» **What you have to do**
Only the lines holding the string "image" are needed. Copy each one.

[Figure record listings]
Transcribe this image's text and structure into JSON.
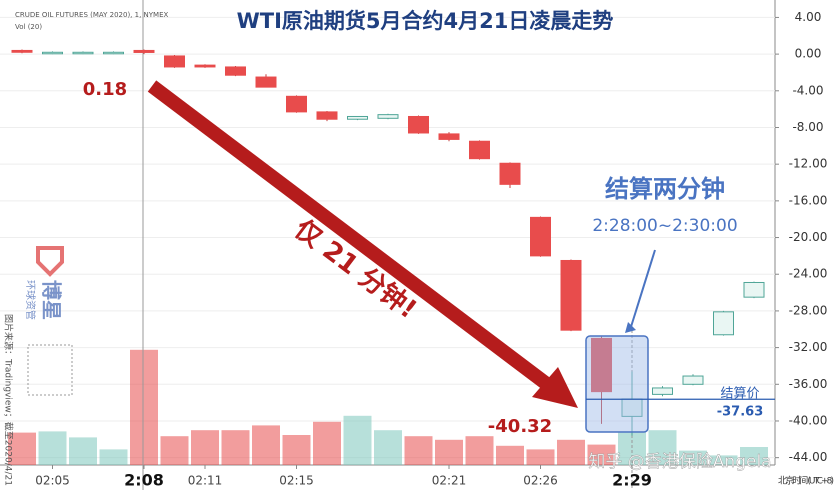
{
  "chart_data": {
    "type": "candlestick",
    "title": "WTI原油期货5月合约4月21日凌晨走势",
    "instrument": "CRUDE OIL FUTURES (MAY 2020), 1, NYMEX",
    "volume_label": "Vol (20)",
    "categories": [
      null,
      "02:05",
      null,
      null,
      "2:08",
      null,
      "02:11",
      null,
      null,
      "02:15",
      null,
      null,
      null,
      null,
      "02:21",
      null,
      null,
      "02:26",
      null,
      null,
      "2:29",
      null,
      null,
      null,
      null
    ],
    "open": [
      0.4,
      0.15,
      0.1,
      0.1,
      0.4,
      -0.2,
      -1.2,
      -1.4,
      -2.5,
      -4.6,
      -6.3,
      -7.1,
      -7.0,
      -6.8,
      -8.7,
      -9.5,
      -11.9,
      -17.8,
      -22.5,
      -31,
      -39.5,
      -37.1,
      -36.0,
      -30.6,
      -26.5
    ],
    "high": [
      0.5,
      0.3,
      0.3,
      0.3,
      0.5,
      -0.1,
      -1.1,
      -1.3,
      -2.2,
      -4.5,
      -6.2,
      -6.8,
      -6.5,
      -6.7,
      -8.5,
      -9.4,
      -11.8,
      -17.7,
      -22.4,
      -30.8,
      -34.6,
      -36.2,
      -34.9,
      -28.0,
      -24.8
    ],
    "low": [
      0.1,
      0.0,
      0.0,
      0.0,
      0.0,
      -1.5,
      -1.5,
      -2.4,
      -3.6,
      -6.4,
      -7.3,
      -7.2,
      -7.1,
      -8.7,
      -9.5,
      -11.5,
      -14.6,
      -22.1,
      -30.2,
      -40.32,
      -41.6,
      -37.3,
      -36.1,
      -30.7,
      -26.6
    ],
    "close": [
      0.2,
      0.2,
      0.2,
      0.2,
      0.18,
      -1.4,
      -1.4,
      -2.3,
      -3.6,
      -6.3,
      -7.1,
      -6.8,
      -6.6,
      -8.6,
      -9.3,
      -11.4,
      -14.2,
      -22,
      -30.1,
      -36.8,
      -37.6,
      -36.4,
      -35.1,
      -28.1,
      -24.9
    ],
    "volume": [
      27,
      28,
      23,
      13,
      96,
      24,
      29,
      29,
      33,
      25,
      36,
      41,
      29,
      24,
      21,
      24,
      16,
      13,
      21,
      17,
      27,
      29,
      12,
      8,
      15
    ],
    "vlim": [
      0,
      100
    ],
    "up_color": "#7cc7bb",
    "down_color": "#e84c4c",
    "ylim": [
      5.9,
      -44.8
    ],
    "yticks": [
      {
        "value": 4,
        "label": "4.00"
      },
      {
        "value": 0,
        "label": "0.00"
      },
      {
        "value": -4,
        "label": "-4.00"
      },
      {
        "value": -8,
        "label": "-8.00"
      },
      {
        "value": -12,
        "label": "-12.00"
      },
      {
        "value": -16,
        "label": "-16.00"
      },
      {
        "value": -20,
        "label": "-20.00"
      },
      {
        "value": -24,
        "label": "-24.00"
      },
      {
        "value": -28,
        "label": "-28.00"
      },
      {
        "value": -32,
        "label": "-32.00"
      },
      {
        "value": -36,
        "label": "-36.00"
      },
      {
        "value": -40,
        "label": "-40.00"
      },
      {
        "value": -44,
        "label": "-44.00"
      }
    ],
    "settlement_price": -37.63,
    "settlement_value_label": "-37.63",
    "settlement_title": "结算价",
    "annotations": {
      "start": "0.18",
      "duration": "仅 21 分钟!",
      "window_title": "结算两分钟",
      "window": "2:28:00~2:30:00",
      "low": "-40.32"
    },
    "timezone": "北京时间 (UTC+8)",
    "source": "图片来源：Tradingview；截至2020/4/21",
    "logo": "博星",
    "logo_sub": "环球资管",
    "watermark": "知乎 @香港保险Angela"
  }
}
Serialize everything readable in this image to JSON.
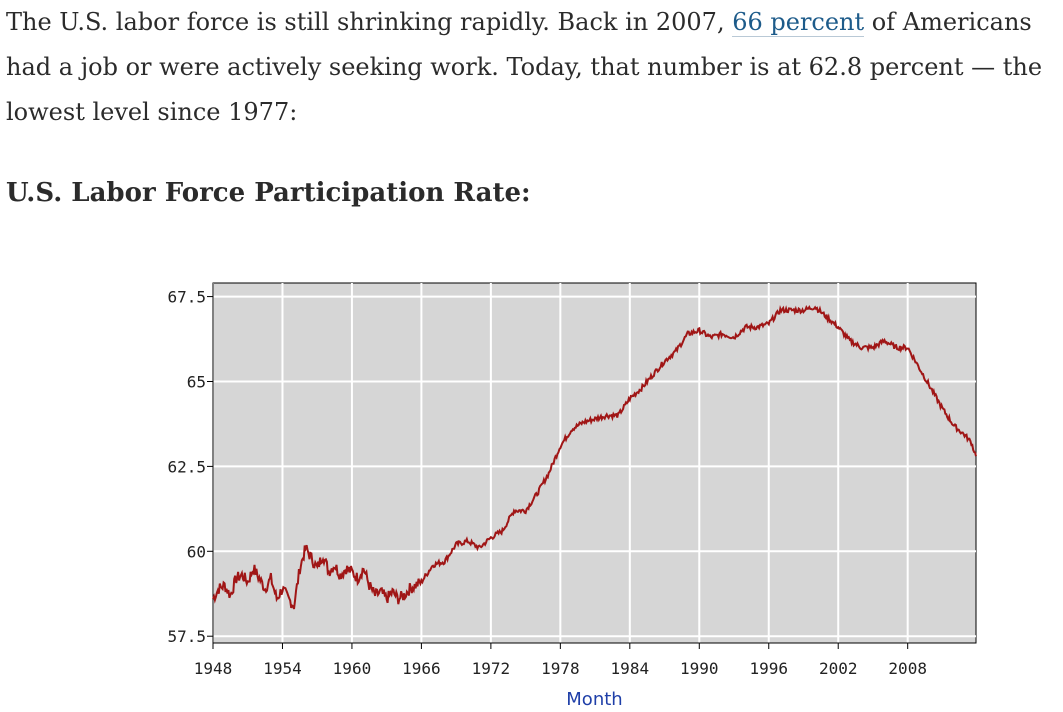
{
  "article": {
    "text_before_link": "The U.S. labor force is still shrinking rapidly. Back in 2007, ",
    "link_text": "66 percent",
    "text_after_link": " of Americans had a job or were actively seeking work. Today, that number is at 62.8 percent — the lowest level since 1977:",
    "heading": "U.S. Labor Force Participation Rate:"
  },
  "chart_data": {
    "type": "line",
    "title": "",
    "xlabel": "Month",
    "ylabel": "",
    "xlim": [
      1948,
      2013.9
    ],
    "ylim": [
      57.3,
      67.9
    ],
    "x_ticks": [
      1948,
      1954,
      1960,
      1966,
      1972,
      1978,
      1984,
      1990,
      1996,
      2002,
      2008
    ],
    "y_ticks": [
      57.5,
      60,
      62.5,
      65,
      67.5
    ],
    "y_tick_labels": [
      "57.5",
      "60",
      "62.5",
      "65",
      "67.5"
    ],
    "grid": true,
    "colors": {
      "line": "#a01616",
      "plot_bg": "#d6d6d6",
      "grid": "#ffffff",
      "axis_title": "#1f3fa8"
    },
    "series": [
      {
        "values": [
          [
            1948.0,
            58.6
          ],
          [
            1948.5,
            58.9
          ],
          [
            1949.0,
            59.0
          ],
          [
            1949.5,
            58.7
          ],
          [
            1950.0,
            59.2
          ],
          [
            1950.5,
            59.3
          ],
          [
            1951.0,
            59.1
          ],
          [
            1951.5,
            59.5
          ],
          [
            1952.0,
            59.2
          ],
          [
            1952.5,
            58.9
          ],
          [
            1953.0,
            59.2
          ],
          [
            1953.5,
            58.6
          ],
          [
            1954.0,
            58.9
          ],
          [
            1954.5,
            58.6
          ],
          [
            1955.0,
            58.4
          ],
          [
            1955.5,
            59.5
          ],
          [
            1956.0,
            60.1
          ],
          [
            1956.5,
            59.8
          ],
          [
            1957.0,
            59.5
          ],
          [
            1957.5,
            59.9
          ],
          [
            1958.0,
            59.4
          ],
          [
            1958.5,
            59.6
          ],
          [
            1959.0,
            59.3
          ],
          [
            1959.5,
            59.5
          ],
          [
            1960.0,
            59.4
          ],
          [
            1960.5,
            59.2
          ],
          [
            1961.0,
            59.5
          ],
          [
            1961.5,
            59.0
          ],
          [
            1962.0,
            58.7
          ],
          [
            1962.5,
            58.8
          ],
          [
            1963.0,
            58.6
          ],
          [
            1963.5,
            58.8
          ],
          [
            1964.0,
            58.6
          ],
          [
            1964.5,
            58.7
          ],
          [
            1965.0,
            58.9
          ],
          [
            1966.0,
            59.1
          ],
          [
            1967.0,
            59.6
          ],
          [
            1968.0,
            59.7
          ],
          [
            1969.0,
            60.2
          ],
          [
            1970.0,
            60.3
          ],
          [
            1971.0,
            60.1
          ],
          [
            1972.0,
            60.4
          ],
          [
            1973.0,
            60.6
          ],
          [
            1974.0,
            61.2
          ],
          [
            1975.0,
            61.2
          ],
          [
            1976.0,
            61.7
          ],
          [
            1977.0,
            62.3
          ],
          [
            1978.0,
            63.1
          ],
          [
            1979.0,
            63.6
          ],
          [
            1980.0,
            63.8
          ],
          [
            1981.0,
            63.9
          ],
          [
            1982.0,
            64.0
          ],
          [
            1983.0,
            64.0
          ],
          [
            1984.0,
            64.5
          ],
          [
            1985.0,
            64.8
          ],
          [
            1986.0,
            65.2
          ],
          [
            1987.0,
            65.6
          ],
          [
            1988.0,
            65.9
          ],
          [
            1989.0,
            66.4
          ],
          [
            1990.0,
            66.5
          ],
          [
            1991.0,
            66.3
          ],
          [
            1992.0,
            66.4
          ],
          [
            1993.0,
            66.3
          ],
          [
            1994.0,
            66.6
          ],
          [
            1995.0,
            66.6
          ],
          [
            1996.0,
            66.7
          ],
          [
            1997.0,
            67.1
          ],
          [
            1998.0,
            67.1
          ],
          [
            1999.0,
            67.1
          ],
          [
            2000.0,
            67.2
          ],
          [
            2001.0,
            66.9
          ],
          [
            2002.0,
            66.6
          ],
          [
            2003.0,
            66.2
          ],
          [
            2004.0,
            66.0
          ],
          [
            2005.0,
            66.0
          ],
          [
            2006.0,
            66.2
          ],
          [
            2007.0,
            66.0
          ],
          [
            2008.0,
            66.0
          ],
          [
            2009.0,
            65.4
          ],
          [
            2010.0,
            64.8
          ],
          [
            2011.0,
            64.2
          ],
          [
            2012.0,
            63.7
          ],
          [
            2013.0,
            63.4
          ],
          [
            2013.5,
            63.2
          ],
          [
            2013.9,
            62.8
          ]
        ]
      }
    ]
  }
}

» **Output for this exercise**
Transcribe this image's text and structure into JSON.
Serialize everything readable in this image to JSON.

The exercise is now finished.